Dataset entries

===============

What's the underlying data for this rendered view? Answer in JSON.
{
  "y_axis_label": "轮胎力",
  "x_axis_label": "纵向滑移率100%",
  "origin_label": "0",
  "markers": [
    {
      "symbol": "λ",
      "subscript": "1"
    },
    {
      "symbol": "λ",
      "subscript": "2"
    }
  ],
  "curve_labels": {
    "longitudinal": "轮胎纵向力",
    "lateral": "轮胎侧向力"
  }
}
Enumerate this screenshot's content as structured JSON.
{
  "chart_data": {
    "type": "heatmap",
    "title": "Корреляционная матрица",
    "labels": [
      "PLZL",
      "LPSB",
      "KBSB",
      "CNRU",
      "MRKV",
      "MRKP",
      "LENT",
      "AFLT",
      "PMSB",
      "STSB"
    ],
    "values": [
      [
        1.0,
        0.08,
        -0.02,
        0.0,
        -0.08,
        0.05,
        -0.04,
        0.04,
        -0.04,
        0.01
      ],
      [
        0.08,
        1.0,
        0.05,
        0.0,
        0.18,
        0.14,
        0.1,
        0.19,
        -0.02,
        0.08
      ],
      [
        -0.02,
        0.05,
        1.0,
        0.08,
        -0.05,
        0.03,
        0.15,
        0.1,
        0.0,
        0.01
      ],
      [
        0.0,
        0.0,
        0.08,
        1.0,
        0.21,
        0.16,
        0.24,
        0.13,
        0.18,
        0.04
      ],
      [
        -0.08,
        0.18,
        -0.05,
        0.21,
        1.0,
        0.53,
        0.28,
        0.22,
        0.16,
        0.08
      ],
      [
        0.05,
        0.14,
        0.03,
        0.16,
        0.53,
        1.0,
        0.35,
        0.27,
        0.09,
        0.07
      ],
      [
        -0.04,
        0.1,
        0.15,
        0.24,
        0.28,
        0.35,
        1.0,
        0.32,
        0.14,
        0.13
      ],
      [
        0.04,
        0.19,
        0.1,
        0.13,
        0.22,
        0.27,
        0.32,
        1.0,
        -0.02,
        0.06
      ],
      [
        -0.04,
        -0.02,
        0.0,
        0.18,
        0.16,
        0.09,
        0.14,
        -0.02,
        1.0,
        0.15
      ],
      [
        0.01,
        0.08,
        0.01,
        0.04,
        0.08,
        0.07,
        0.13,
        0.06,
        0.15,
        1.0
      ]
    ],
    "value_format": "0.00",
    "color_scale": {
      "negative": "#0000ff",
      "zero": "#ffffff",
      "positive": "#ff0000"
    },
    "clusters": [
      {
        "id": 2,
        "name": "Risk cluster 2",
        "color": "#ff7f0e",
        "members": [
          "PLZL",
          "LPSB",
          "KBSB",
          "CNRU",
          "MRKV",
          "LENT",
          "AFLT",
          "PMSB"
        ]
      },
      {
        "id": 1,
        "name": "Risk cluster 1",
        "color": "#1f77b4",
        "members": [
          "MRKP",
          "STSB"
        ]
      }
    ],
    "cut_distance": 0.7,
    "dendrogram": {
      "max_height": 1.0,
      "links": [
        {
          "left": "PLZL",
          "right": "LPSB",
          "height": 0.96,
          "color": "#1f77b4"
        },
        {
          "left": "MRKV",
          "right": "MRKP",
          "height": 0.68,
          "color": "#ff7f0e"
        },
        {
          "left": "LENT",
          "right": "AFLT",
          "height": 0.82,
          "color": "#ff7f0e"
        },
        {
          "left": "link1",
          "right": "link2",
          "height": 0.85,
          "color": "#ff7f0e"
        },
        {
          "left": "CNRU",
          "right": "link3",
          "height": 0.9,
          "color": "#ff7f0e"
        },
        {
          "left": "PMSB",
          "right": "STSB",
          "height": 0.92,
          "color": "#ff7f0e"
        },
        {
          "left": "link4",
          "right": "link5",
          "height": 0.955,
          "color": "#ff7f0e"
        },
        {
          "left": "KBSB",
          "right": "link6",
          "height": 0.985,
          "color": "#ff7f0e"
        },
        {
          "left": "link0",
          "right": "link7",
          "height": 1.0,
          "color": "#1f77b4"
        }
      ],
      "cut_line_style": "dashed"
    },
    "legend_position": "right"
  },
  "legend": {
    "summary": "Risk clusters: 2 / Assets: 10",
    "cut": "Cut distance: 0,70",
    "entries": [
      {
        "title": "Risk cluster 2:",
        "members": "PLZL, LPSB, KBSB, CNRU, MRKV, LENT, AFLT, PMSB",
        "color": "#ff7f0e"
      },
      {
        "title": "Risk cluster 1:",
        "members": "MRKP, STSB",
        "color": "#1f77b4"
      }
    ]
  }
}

===============

(TASK STATEMENT)
Transcribe each record exactly. Leave nothing out.

(ANSWER TO THIS TASK)
What's the underlying data for this rendered view? Answer in JSON.
{
  "y_axis_label": "轮胎力",
  "x_axis_label": "纵向滑移率100%",
  "origin_label": "0",
  "markers": [
    {
      "symbol": "λ",
      "subscript": "1"
    },
    {
      "symbol": "λ",
      "subscript": "2"
    }
  ],
  "curve_labels": {
    "longitudinal": "轮胎纵向力",
    "lateral": "轮胎侧向力"
  }
}
Enumerate this screenshot's content as structured JSON.
{
  "chart_data": {
    "type": "heatmap",
    "title": "Корреляционная матрица",
    "labels": [
      "PLZL",
      "LPSB",
      "KBSB",
      "CNRU",
      "MRKV",
      "MRKP",
      "LENT",
      "AFLT",
      "PMSB",
      "STSB"
    ],
    "values": [
      [
        1.0,
        0.08,
        -0.02,
        0.0,
        -0.08,
        0.05,
        -0.04,
        0.04,
        -0.04,
        0.01
      ],
      [
        0.08,
        1.0,
        0.05,
        0.0,
        0.18,
        0.14,
        0.1,
        0.19,
        -0.02,
        0.08
      ],
      [
        -0.02,
        0.05,
        1.0,
        0.08,
        -0.05,
        0.03,
        0.15,
        0.1,
        0.0,
        0.01
      ],
      [
        0.0,
        0.0,
        0.08,
        1.0,
        0.21,
        0.16,
        0.24,
        0.13,
        0.18,
        0.04
      ],
      [
        -0.08,
        0.18,
        -0.05,
        0.21,
        1.0,
        0.53,
        0.28,
        0.22,
        0.16,
        0.08
      ],
      [
        0.05,
        0.14,
        0.03,
        0.16,
        0.53,
        1.0,
        0.35,
        0.27,
        0.09,
        0.07
      ],
      [
        -0.04,
        0.1,
        0.15,
        0.24,
        0.28,
        0.35,
        1.0,
        0.32,
        0.14,
        0.13
      ],
      [
        0.04,
        0.19,
        0.1,
        0.13,
        0.22,
        0.27,
        0.32,
        1.0,
        -0.02,
        0.06
      ],
      [
        -0.04,
        -0.02,
        0.0,
        0.18,
        0.16,
        0.09,
        0.14,
        -0.02,
        1.0,
        0.15
      ],
      [
        0.01,
        0.08,
        0.01,
        0.04,
        0.08,
        0.07,
        0.13,
        0.06,
        0.15,
        1.0
      ]
    ],
    "value_format": "0.00",
    "color_scale": {
      "negative": "#0000ff",
      "zero": "#ffffff",
      "positive": "#ff0000"
    },
    "clusters": [
      {
        "id": 2,
        "name": "Risk cluster 2",
        "color": "#ff7f0e",
        "members": [
          "PLZL",
          "LPSB",
          "KBSB",
          "CNRU",
          "MRKV",
          "LENT",
          "AFLT",
          "PMSB"
        ]
      },
      {
        "id": 1,
        "name": "Risk cluster 1",
        "color": "#1f77b4",
        "members": [
          "MRKP",
          "STSB"
        ]
      }
    ],
    "cut_distance": 0.7,
    "dendrogram": {
      "max_height": 1.0,
      "links": [
        {
          "left": "PLZL",
          "right": "LPSB",
          "height": 0.96,
          "color": "#1f77b4"
        },
        {
          "left": "MRKV",
          "right": "MRKP",
          "height": 0.68,
          "color": "#ff7f0e"
        },
        {
          "left": "LENT",
          "right": "AFLT",
          "height": 0.82,
          "color": "#ff7f0e"
        },
        {
          "left": "link1",
          "right": "link2",
          "height": 0.85,
          "color": "#ff7f0e"
        },
        {
          "left": "CNRU",
          "right": "link3",
          "height": 0.9,
          "color": "#ff7f0e"
        },
        {
          "left": "PMSB",
          "right": "STSB",
          "height": 0.92,
          "color": "#ff7f0e"
        },
        {
          "left": "link4",
          "right": "link5",
          "height": 0.955,
          "color": "#ff7f0e"
        },
        {
          "left": "KBSB",
          "right": "link6",
          "height": 0.985,
          "color": "#ff7f0e"
        },
        {
          "left": "link0",
          "right": "link7",
          "height": 1.0,
          "color": "#1f77b4"
        }
      ],
      "cut_line_style": "dashed"
    },
    "legend_position": "right"
  },
  "legend": {
    "summary": "Risk clusters: 2 / Assets: 10",
    "cut": "Cut distance: 0,70",
    "entries": [
      {
        "title": "Risk cluster 2:",
        "members": "PLZL, LPSB, KBSB, CNRU, MRKV, LENT, AFLT, PMSB",
        "color": "#ff7f0e"
      },
      {
        "title": "Risk cluster 1:",
        "members": "MRKP, STSB",
        "color": "#1f77b4"
      }
    ]
  }
}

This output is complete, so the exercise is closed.